WHAT YOU HAVE TO DO
Determine the count of lines holding the string "remote". Return only the number.

SUPPLIED MATERIAL
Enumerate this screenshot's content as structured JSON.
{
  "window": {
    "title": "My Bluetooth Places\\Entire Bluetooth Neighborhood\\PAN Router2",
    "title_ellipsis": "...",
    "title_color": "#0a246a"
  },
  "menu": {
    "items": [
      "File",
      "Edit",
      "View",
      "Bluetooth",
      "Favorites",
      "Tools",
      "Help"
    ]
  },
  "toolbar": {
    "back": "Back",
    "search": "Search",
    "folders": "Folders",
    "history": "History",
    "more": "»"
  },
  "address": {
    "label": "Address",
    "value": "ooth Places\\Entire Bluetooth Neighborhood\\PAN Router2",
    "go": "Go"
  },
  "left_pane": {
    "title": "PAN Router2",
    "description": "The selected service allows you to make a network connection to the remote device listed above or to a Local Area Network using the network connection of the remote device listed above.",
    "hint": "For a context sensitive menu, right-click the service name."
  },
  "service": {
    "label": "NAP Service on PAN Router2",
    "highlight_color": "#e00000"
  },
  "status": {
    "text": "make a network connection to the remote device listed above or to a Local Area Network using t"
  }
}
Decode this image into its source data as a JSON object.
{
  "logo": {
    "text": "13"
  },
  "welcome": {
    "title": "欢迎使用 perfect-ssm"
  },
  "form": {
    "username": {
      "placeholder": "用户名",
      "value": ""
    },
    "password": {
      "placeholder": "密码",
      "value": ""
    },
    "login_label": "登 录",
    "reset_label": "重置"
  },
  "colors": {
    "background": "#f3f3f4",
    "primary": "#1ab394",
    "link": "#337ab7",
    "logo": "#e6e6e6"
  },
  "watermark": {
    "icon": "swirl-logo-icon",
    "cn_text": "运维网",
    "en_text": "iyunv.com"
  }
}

EXERCISE RESULT
2